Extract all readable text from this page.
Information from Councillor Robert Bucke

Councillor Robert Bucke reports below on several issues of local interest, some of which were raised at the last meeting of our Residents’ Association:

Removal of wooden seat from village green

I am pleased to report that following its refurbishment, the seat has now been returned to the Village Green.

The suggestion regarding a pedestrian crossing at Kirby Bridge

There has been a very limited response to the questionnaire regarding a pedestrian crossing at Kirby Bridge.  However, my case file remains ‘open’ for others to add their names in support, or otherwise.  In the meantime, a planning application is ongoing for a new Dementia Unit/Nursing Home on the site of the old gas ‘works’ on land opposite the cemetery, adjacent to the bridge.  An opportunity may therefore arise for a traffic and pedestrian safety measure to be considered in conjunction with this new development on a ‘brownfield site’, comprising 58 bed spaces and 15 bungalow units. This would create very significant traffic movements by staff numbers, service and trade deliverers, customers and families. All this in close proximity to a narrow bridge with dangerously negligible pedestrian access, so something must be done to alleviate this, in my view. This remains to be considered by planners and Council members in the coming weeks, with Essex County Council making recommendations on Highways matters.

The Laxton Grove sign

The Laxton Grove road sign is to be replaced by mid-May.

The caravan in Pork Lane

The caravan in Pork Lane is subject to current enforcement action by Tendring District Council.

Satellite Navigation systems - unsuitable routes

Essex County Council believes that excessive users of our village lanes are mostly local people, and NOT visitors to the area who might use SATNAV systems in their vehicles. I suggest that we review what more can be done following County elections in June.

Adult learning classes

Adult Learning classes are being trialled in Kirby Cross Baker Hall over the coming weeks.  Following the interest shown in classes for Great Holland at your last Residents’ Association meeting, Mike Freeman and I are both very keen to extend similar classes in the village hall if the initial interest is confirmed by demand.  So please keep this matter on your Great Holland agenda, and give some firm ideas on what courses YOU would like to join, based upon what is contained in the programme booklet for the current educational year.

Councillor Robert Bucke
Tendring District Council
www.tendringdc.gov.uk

§ **Short task**
Restate each of the entries above verbatim.

§ **Reply to the exercise**
Extract all readable text from this page.
Information from Councillor Robert Bucke

Councillor Robert Bucke reports below on several issues of local interest, some of which were raised at the last meeting of our Residents’ Association:

Removal of wooden seat from village green

I am pleased to report that following its refurbishment, the seat has now been returned to the Village Green.

The suggestion regarding a pedestrian crossing at Kirby Bridge

There has been a very limited response to the questionnaire regarding a pedestrian crossing at Kirby Bridge.  However, my case file remains ‘open’ for others to add their names in support, or otherwise.  In the meantime, a planning application is ongoing for a new Dementia Unit/Nursing Home on the site of the old gas ‘works’ on land opposite the cemetery, adjacent to the bridge.  An opportunity may therefore arise for a traffic and pedestrian safety measure to be considered in conjunction with this new development on a ‘brownfield site’, comprising 58 bed spaces and 15 bungalow units. This would create very significant traffic movements by staff numbers, service and trade deliverers, customers and families. All this in close proximity to a narrow bridge with dangerously negligible pedestrian access, so something must be done to alleviate this, in my view. This remains to be considered by planners and Council members in the coming weeks, with Essex County Council making recommendations on Highways matters.

The Laxton Grove sign

The Laxton Grove road sign is to be replaced by mid-May.

The caravan in Pork Lane

The caravan in Pork Lane is subject to current enforcement action by Tendring District Council.

Satellite Navigation systems - unsuitable routes

Essex County Council believes that excessive users of our village lanes are mostly local people, and NOT visitors to the area who might use SATNAV systems in their vehicles. I suggest that we review what more can be done following County elections in June.

Adult learning classes

Adult Learning classes are being trialled in Kirby Cross Baker Hall over the coming weeks.  Following the interest shown in classes for Great Holland at your last Residents’ Association meeting, Mike Freeman and I are both very keen to extend similar classes in the village hall if the initial interest is confirmed by demand.  So please keep this matter on your Great Holland agenda, and give some firm ideas on what courses YOU would like to join, based upon what is contained in the programme booklet for the current educational year.

Councillor Robert Bucke
Tendring District Council
www.tendringdc.gov.uk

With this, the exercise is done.